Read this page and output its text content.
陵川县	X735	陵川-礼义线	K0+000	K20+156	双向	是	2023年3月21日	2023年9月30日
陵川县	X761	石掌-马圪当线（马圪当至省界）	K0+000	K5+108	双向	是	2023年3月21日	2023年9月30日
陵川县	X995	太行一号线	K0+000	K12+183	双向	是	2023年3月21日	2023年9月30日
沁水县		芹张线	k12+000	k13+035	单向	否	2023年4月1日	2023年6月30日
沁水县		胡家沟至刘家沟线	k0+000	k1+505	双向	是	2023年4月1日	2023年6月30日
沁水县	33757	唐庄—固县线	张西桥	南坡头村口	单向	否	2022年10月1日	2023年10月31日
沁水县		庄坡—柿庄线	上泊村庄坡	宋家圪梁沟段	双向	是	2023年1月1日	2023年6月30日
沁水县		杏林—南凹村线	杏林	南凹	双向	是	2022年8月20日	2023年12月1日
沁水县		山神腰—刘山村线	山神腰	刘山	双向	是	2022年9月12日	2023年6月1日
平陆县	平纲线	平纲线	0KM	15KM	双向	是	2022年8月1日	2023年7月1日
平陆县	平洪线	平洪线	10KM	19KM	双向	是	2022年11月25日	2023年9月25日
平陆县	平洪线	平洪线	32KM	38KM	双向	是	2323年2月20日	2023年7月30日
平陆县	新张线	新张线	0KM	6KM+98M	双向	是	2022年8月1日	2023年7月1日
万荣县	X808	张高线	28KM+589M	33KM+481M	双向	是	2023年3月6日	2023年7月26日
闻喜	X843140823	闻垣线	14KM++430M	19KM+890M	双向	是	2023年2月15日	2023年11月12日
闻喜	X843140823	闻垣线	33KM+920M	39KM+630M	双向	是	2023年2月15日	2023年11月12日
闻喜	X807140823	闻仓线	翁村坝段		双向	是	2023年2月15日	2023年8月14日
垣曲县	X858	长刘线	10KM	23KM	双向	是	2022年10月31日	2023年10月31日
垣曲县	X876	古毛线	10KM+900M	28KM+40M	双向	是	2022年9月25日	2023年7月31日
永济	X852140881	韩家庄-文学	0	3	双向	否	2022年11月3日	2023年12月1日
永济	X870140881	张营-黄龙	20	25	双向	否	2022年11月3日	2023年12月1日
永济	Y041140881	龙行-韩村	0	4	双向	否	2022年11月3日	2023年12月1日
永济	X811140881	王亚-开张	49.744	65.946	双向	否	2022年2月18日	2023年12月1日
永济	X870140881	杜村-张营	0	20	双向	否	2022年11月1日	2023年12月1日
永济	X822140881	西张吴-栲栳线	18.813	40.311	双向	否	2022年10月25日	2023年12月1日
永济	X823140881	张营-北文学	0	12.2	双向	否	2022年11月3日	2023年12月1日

+--

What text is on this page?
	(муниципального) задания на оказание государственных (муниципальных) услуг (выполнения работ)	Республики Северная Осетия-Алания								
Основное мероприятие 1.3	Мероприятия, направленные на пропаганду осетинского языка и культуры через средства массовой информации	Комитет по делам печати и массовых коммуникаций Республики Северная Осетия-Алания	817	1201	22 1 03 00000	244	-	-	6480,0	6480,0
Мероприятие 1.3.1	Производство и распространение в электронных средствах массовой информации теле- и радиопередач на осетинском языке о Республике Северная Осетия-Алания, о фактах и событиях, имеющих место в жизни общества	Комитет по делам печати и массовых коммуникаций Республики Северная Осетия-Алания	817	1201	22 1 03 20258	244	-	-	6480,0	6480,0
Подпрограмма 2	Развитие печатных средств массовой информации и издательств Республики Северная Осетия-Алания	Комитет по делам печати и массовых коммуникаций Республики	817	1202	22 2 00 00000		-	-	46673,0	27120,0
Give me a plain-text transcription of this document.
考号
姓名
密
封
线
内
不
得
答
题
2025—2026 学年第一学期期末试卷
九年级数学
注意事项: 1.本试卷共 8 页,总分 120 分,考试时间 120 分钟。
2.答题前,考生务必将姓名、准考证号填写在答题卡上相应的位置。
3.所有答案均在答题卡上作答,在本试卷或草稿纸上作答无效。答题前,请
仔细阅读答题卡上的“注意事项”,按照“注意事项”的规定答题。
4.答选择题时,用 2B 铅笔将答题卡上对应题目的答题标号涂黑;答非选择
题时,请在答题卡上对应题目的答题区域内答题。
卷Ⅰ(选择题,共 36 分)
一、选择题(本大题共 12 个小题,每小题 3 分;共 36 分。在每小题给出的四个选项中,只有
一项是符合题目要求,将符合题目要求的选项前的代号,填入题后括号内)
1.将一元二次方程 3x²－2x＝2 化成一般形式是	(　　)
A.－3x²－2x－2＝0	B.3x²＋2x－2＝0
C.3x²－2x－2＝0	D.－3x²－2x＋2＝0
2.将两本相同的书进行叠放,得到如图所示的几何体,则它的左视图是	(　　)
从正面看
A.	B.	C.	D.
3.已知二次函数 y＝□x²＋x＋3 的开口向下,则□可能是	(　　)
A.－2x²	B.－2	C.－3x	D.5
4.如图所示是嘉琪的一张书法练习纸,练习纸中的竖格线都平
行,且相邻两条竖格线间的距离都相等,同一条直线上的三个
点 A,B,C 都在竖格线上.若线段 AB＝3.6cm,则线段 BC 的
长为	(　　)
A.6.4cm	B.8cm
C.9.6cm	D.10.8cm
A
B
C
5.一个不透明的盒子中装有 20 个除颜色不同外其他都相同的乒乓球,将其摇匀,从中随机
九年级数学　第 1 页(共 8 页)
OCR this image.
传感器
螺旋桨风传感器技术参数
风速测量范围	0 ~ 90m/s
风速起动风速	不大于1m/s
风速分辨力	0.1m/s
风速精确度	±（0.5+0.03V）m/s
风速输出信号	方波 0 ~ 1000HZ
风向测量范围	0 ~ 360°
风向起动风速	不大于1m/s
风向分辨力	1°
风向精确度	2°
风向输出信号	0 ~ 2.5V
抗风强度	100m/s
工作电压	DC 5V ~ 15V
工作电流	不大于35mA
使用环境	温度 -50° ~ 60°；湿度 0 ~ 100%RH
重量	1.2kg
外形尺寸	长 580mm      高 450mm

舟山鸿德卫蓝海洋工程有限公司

+--

§ GOAL OF THE EXERCISE
Look through the data above. Find each line with the string "массовой" and copy it.

§ REPLY TO THE EXERCISE
Основное мероприятие 1.3	Мероприятия, направленные на пропаганду осетинского языка и культуры через средства массовой информации	Комитет по делам печати и массовых коммуникаций Республики Северная Осетия-Алания	817	1201	22 1 03 00000	244	-	-	6480,0	6480,0
Мероприятие 1.3.1	Производство и распространение в электронных средствах массовой информации теле- и радиопередач на осетинском языке о Республике Северная Осетия-Алания, о фактах и событиях, имеющих место в жизни общества	Комитет по делам печати и массовых коммуникаций Республики Северная Осетия-Алания	817	1201	22 1 03 20258	244	-	-	6480,0	6480,0
Подпрограмма 2	Развитие печатных средств массовой информации и издательств Республики Северная Осетия-Алания	Комитет по делам печати и массовых коммуникаций Республики	817	1202	22 2 00 00000		-	-	46673,0	27120,0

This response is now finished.